[start Material for the task]
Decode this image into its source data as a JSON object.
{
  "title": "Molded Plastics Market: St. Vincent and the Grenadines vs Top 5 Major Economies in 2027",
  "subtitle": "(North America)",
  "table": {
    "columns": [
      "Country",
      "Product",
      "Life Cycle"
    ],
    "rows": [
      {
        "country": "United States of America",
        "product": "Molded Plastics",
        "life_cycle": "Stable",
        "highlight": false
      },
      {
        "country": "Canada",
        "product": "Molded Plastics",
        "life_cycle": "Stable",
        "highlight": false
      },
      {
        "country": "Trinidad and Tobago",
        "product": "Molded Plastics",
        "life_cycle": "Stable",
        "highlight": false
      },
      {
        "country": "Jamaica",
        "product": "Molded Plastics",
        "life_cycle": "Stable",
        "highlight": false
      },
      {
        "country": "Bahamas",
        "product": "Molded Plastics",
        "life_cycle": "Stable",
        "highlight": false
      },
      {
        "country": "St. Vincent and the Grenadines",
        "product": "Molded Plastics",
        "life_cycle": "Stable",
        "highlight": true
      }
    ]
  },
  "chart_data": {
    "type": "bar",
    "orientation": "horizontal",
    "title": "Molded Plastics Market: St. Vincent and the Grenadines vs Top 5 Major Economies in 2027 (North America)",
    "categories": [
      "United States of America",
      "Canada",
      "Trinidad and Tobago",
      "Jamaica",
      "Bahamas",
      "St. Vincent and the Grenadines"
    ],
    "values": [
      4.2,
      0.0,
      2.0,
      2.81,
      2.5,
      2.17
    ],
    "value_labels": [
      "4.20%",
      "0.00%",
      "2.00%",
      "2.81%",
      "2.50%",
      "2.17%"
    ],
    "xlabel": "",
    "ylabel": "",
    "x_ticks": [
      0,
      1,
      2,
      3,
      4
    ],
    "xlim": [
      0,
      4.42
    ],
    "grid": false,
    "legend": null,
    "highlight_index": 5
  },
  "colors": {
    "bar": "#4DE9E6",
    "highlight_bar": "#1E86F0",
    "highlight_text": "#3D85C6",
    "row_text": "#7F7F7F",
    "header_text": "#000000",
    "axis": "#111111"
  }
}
[end Material for the task]
■ Exercise aim
Filter out all lines lacking the word "Economies" and copy the rest.

■ Task output
  "title": "Molded Plastics Market: St. Vincent and the Grenadines vs Top 5 Major Economies in 2027",
    "title": "Molded Plastics Market: St. Vincent and the Grenadines vs Top 5 Major Economies in 2027 (North America)",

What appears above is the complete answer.